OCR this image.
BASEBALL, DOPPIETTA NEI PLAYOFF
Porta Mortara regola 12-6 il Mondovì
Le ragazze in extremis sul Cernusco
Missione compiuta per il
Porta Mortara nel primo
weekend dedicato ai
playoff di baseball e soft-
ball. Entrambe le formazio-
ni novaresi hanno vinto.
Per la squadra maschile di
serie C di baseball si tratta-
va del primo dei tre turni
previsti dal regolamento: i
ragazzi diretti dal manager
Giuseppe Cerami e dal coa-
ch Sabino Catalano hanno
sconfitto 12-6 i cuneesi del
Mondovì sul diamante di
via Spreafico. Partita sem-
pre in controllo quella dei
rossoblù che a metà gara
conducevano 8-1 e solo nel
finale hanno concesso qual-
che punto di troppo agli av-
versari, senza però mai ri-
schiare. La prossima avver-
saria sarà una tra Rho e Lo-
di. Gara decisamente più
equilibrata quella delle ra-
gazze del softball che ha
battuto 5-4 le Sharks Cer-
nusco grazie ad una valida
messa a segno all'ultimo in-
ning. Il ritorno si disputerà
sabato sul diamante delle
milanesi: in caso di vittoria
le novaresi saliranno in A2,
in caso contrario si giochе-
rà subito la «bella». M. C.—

TASK PROMPT =
Output nothing but the number of lines in the data containing the string "Mondovì".

FINAL RESULT =
2